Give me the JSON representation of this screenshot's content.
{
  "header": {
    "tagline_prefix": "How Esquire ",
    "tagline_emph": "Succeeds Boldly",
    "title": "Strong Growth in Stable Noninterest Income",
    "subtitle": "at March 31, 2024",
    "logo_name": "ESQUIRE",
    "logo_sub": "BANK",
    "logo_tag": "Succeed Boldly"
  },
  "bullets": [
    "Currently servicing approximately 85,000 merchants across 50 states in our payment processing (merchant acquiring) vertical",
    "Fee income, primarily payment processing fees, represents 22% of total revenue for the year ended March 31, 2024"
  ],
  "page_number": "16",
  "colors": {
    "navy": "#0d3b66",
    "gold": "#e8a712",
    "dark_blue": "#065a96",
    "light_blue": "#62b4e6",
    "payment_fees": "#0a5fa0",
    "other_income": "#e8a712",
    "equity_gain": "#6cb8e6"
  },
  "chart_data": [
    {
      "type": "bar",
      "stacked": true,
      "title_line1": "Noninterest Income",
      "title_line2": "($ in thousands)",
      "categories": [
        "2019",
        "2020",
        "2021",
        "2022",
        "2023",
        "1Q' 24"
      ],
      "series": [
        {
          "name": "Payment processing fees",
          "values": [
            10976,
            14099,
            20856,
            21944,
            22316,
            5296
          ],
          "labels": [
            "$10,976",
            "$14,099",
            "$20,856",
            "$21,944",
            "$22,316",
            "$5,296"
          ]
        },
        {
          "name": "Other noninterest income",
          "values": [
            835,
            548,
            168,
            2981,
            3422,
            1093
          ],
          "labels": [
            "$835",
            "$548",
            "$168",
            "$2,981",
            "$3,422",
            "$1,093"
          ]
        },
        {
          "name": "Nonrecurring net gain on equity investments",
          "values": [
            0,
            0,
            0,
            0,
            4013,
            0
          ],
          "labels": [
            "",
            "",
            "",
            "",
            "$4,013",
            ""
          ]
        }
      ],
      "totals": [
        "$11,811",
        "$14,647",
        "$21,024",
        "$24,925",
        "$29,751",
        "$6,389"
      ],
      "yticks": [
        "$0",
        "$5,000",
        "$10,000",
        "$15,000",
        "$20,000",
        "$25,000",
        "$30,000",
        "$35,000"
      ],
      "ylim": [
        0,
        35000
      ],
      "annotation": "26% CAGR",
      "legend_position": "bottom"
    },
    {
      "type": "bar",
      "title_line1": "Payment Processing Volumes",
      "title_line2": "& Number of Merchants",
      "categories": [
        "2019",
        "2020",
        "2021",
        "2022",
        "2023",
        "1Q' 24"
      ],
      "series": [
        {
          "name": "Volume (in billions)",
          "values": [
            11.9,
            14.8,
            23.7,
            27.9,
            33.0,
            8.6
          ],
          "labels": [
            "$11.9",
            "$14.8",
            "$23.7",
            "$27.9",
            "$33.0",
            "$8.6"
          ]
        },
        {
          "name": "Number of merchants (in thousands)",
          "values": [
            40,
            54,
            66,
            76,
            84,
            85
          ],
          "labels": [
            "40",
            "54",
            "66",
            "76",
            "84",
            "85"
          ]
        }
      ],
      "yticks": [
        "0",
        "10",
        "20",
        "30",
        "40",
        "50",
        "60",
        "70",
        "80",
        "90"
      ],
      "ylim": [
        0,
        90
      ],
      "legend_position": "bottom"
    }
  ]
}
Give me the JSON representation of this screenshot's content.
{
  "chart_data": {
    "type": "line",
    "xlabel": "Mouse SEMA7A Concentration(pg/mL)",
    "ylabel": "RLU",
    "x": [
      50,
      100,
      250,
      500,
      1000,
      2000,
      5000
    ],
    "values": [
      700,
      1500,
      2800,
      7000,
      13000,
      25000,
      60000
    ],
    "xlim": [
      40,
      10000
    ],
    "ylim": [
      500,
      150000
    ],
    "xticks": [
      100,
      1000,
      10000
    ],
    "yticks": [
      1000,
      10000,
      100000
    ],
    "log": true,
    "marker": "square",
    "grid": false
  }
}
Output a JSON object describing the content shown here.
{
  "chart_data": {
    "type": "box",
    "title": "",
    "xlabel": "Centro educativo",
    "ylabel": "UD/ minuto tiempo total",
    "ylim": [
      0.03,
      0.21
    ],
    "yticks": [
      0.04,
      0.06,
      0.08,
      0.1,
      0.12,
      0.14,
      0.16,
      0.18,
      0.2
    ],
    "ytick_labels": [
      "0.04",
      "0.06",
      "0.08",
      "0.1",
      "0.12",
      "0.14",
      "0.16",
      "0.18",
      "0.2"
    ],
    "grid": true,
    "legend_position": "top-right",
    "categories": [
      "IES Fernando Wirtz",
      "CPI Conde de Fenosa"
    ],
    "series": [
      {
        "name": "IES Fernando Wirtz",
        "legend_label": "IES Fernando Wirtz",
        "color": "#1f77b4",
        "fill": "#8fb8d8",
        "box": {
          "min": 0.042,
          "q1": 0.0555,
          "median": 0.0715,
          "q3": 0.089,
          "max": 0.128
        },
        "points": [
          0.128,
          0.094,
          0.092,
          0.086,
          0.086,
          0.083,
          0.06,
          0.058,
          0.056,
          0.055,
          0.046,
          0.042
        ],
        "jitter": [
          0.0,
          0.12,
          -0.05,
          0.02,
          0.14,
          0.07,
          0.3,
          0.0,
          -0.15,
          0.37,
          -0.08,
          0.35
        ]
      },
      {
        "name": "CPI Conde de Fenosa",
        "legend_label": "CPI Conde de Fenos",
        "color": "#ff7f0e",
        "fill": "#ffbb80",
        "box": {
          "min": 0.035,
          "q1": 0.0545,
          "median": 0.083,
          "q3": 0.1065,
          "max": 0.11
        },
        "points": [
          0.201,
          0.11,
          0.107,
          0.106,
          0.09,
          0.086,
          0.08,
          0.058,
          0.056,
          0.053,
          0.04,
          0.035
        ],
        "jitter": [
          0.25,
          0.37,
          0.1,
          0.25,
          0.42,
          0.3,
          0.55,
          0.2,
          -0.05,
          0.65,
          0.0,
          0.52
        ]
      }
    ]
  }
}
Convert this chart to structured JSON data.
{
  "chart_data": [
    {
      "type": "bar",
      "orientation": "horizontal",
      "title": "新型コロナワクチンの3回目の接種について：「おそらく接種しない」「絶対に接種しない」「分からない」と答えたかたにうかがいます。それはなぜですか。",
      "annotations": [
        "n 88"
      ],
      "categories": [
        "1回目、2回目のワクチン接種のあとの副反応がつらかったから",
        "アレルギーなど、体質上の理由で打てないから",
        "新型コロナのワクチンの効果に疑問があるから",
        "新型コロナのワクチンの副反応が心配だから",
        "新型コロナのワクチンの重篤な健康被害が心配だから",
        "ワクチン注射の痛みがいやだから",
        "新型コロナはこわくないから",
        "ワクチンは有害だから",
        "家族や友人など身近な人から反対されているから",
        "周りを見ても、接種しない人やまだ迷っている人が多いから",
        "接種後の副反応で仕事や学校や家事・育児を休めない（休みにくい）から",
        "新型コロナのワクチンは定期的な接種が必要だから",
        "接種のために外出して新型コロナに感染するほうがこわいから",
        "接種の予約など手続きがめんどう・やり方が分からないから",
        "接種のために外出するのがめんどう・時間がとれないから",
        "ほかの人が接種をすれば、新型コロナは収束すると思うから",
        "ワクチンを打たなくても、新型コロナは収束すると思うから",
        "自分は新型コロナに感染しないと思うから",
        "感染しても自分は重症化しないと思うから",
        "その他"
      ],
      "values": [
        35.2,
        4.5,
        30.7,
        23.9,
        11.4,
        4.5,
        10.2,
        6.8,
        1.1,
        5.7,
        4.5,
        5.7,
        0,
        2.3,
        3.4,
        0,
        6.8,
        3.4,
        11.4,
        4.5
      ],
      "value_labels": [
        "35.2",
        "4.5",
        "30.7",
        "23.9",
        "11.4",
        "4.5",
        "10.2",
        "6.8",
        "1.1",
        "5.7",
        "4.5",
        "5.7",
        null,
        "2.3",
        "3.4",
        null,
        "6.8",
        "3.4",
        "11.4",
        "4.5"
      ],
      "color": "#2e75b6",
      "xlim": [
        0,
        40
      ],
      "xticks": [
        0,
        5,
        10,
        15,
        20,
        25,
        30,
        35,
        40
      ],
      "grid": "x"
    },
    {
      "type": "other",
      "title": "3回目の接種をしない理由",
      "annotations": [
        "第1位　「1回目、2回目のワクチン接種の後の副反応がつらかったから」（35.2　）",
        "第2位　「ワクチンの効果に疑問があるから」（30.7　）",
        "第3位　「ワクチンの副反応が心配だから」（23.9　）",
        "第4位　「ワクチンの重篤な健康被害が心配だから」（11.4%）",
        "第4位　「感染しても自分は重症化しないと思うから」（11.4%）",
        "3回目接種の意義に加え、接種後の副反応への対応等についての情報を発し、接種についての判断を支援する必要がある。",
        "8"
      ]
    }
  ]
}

==============================

■ What you are asked to do
Look through the data and show every line containing "感染しても自分は重症化しないと思うから".

■ Task response
        "感染しても自分は重症化しないと思うから",
        "第4位　「感染しても自分は重症化しないと思うから」（11.4%）",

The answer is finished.